+++ Provided information +++
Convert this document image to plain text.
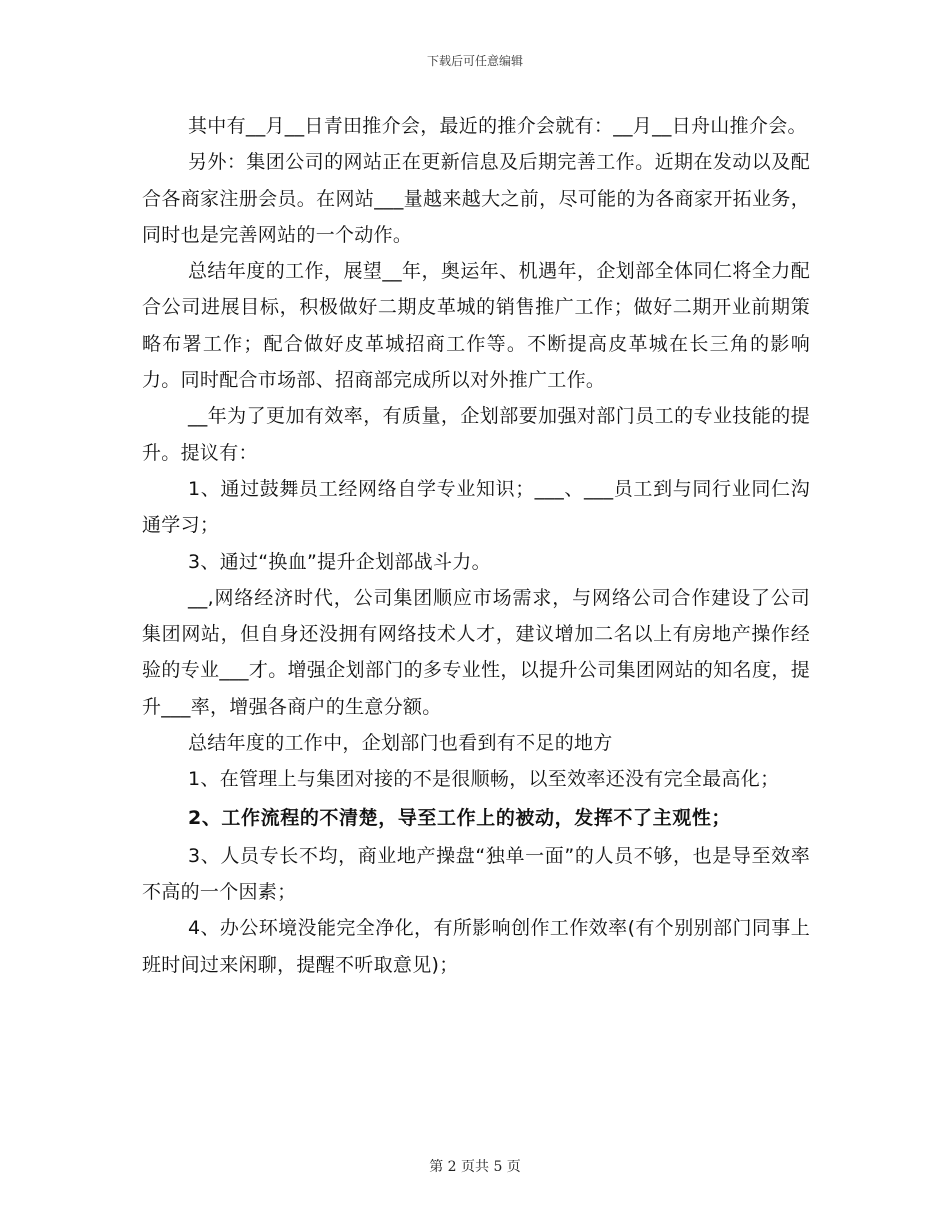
下载后可任意编辑

其中有__月__日青田推介会，最近的推介会就有：__月__日舟山推介会。

另外：集团公司的网站正在更新信息及后期完善工作。近期在发动以及配合各商家注册会员。在网站___量越来越大之前，尽可能的为各商家开拓业务，同时也是完善网站的一个动作。

总结年度的工作，展望__年，奥运年、机遇年，企划部全体同仁将全力配合公司进展目标，积极做好二期皮革城的销售推广工作；做好二期开业前期策略布署工作；配合做好皮革城招商工作等。不断提高皮革城在长三角的影响力。同时配合市场部、招商部完成所以对外推广工作。

__年为了更加有效率，有质量，企划部要加强对部门员工的专业技能的提升。提议有：

1、通过鼓舞员工经网络自学专业知识；___、___员工到与同行业同仁沟通学习；

3、通过“换血”提升企划部战斗力。

__,网络经济时代，公司集团顺应市场需求，与网络公司合作建设了公司集团网站，但自身还没拥有网络技术人才，建议增加二名以上有房地产操作经验的专业___才。增强企划部门的多专业性，以提升公司集团网站的知名度，提升___率，增强各商户的生意分额。

总结年度的工作中，企划部门也看到有不足的地方

1、在管理上与集团对接的不是很顺畅，以至效率还没有完全最高化；

2、工作流程的不清楚，导至工作上的被动，发挥不了主观性；

3、人员专长不均，商业地产操盘“独单一面”的人员不够，也是导至效率不高的一个因素；

4、办公环境没能完全净化，有所影响创作工作效率(有个别别部门同事上班时间过来闲聊，提醒不听取意见)；

第 2 页共 5 页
+++
### The request
Retype every record above exactly as written, but leave out the pictures.

### Response to this exercise
Convert this document image to plain text.
下载后可任意编辑

其中有__月__日青田推介会，最近的推介会就有：__月__日舟山推介会。

另外：集团公司的网站正在更新信息及后期完善工作。近期在发动以及配合各商家注册会员。在网站___量越来越大之前，尽可能的为各商家开拓业务，同时也是完善网站的一个动作。

总结年度的工作，展望__年，奥运年、机遇年，企划部全体同仁将全力配合公司进展目标，积极做好二期皮革城的销售推广工作；做好二期开业前期策略布署工作；配合做好皮革城招商工作等。不断提高皮革城在长三角的影响力。同时配合市场部、招商部完成所以对外推广工作。

__年为了更加有效率，有质量，企划部要加强对部门员工的专业技能的提升。提议有：

1、通过鼓舞员工经网络自学专业知识；___、___员工到与同行业同仁沟通学习；

3、通过“换血”提升企划部战斗力。

__,网络经济时代，公司集团顺应市场需求，与网络公司合作建设了公司集团网站，但自身还没拥有网络技术人才，建议增加二名以上有房地产操作经验的专业___才。增强企划部门的多专业性，以提升公司集团网站的知名度，提升___率，增强各商户的生意分额。

总结年度的工作中，企划部门也看到有不足的地方

1、在管理上与集团对接的不是很顺畅，以至效率还没有完全最高化；

2、工作流程的不清楚，导至工作上的被动，发挥不了主观性；

3、人员专长不均，商业地产操盘“独单一面”的人员不够，也是导至效率不高的一个因素；

4、办公环境没能完全净化，有所影响创作工作效率(有个别别部门同事上班时间过来闲聊，提醒不听取意见)；

第 2 页共 5 页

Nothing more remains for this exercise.